■ RECORDS PROVIDED ■
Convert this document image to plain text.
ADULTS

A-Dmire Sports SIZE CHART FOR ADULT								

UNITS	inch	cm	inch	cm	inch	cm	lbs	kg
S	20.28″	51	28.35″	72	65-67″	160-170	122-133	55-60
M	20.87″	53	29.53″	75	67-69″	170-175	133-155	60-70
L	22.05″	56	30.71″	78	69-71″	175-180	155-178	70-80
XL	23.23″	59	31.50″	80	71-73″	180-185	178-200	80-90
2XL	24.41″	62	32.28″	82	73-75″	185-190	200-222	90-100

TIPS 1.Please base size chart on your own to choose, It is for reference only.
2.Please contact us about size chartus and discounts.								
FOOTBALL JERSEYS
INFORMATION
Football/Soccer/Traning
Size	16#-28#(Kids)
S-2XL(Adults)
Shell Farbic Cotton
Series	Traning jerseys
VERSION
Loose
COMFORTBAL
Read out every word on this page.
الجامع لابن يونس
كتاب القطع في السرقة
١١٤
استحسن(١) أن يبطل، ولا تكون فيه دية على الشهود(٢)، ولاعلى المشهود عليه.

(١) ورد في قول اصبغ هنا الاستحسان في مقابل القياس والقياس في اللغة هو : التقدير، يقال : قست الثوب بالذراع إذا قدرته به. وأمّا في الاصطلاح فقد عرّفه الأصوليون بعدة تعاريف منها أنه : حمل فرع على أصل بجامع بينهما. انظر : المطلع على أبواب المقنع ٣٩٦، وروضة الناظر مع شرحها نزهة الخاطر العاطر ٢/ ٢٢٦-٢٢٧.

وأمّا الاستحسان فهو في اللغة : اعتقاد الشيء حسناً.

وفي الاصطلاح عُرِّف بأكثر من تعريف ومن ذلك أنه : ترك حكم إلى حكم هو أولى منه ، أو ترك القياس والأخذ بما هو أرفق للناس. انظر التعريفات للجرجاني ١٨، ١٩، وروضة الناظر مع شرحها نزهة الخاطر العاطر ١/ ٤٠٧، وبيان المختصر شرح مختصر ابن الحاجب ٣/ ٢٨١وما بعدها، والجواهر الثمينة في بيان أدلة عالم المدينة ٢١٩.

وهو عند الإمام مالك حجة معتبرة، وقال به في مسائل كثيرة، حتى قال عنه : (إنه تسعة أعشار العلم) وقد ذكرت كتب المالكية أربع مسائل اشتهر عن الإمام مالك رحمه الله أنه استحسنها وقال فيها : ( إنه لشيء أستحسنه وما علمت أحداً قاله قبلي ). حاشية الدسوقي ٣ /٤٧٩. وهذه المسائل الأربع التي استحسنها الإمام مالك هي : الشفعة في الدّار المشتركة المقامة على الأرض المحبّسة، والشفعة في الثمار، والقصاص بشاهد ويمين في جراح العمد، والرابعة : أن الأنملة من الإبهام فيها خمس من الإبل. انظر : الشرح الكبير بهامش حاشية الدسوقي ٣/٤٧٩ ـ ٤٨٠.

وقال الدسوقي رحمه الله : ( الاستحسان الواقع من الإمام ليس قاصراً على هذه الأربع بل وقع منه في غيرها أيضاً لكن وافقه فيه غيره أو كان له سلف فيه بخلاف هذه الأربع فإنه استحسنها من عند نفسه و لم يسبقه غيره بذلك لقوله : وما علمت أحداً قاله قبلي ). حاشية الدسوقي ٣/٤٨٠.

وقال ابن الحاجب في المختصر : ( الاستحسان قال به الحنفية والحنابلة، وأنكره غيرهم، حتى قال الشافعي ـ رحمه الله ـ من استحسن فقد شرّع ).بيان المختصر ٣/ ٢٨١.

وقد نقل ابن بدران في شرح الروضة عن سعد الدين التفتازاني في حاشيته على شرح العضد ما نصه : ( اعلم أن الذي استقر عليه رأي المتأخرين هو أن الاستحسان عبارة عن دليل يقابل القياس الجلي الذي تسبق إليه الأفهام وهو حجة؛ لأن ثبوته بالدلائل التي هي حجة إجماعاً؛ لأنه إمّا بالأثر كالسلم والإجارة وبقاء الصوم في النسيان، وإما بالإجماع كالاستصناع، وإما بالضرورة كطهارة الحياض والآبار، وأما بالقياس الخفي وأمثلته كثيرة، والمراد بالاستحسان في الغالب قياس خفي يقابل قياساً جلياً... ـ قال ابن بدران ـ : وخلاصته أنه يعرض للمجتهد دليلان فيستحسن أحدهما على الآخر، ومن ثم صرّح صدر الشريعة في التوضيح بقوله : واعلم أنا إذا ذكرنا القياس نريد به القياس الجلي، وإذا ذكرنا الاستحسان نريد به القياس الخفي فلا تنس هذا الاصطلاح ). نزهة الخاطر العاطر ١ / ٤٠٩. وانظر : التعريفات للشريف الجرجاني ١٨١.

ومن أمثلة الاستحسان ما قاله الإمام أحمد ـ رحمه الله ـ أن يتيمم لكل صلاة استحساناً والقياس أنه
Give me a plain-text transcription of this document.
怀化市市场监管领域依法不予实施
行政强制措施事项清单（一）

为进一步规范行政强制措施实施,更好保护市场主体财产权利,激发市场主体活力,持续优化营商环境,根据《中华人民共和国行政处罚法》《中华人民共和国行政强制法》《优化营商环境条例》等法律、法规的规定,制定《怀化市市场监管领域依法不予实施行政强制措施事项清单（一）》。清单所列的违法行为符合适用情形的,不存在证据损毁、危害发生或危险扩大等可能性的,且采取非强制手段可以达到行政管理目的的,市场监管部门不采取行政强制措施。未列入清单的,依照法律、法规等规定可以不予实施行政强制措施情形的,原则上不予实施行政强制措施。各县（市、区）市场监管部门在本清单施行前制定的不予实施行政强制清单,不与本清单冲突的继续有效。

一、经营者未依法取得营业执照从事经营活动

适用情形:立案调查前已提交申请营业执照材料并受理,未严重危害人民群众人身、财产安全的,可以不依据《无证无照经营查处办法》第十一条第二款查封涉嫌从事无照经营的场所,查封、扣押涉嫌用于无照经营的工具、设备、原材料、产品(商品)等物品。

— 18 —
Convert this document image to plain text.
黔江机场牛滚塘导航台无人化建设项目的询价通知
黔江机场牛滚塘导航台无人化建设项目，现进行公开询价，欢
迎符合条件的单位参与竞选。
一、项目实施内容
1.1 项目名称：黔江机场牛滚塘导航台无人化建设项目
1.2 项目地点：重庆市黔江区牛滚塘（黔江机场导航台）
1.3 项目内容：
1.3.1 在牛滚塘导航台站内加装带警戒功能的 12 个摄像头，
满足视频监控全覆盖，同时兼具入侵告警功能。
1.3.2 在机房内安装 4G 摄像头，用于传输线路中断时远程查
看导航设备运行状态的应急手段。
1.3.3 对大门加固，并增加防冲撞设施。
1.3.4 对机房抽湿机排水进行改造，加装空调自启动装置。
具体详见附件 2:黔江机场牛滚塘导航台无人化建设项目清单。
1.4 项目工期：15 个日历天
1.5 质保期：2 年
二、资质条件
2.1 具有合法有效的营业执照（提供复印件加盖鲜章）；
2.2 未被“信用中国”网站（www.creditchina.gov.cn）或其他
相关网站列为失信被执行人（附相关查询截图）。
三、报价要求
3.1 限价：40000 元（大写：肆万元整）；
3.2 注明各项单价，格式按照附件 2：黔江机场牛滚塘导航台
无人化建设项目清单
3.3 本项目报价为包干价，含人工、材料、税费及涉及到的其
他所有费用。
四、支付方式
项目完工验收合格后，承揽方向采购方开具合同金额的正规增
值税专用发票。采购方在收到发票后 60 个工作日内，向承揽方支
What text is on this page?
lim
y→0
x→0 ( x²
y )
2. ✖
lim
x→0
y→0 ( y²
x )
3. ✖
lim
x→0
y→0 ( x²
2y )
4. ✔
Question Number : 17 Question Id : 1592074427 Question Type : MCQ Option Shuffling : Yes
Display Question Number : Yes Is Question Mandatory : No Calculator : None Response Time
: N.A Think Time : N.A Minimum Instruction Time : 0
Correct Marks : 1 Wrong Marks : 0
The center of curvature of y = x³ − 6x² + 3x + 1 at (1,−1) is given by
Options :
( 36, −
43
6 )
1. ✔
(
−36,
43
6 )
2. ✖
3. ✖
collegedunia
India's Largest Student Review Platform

■ TASK DESCRIPTION ■
Give the number of lines in the entries above that include the string "الإمام". No other output is expected.

■ SOLUTION TO THIS TASK ■
3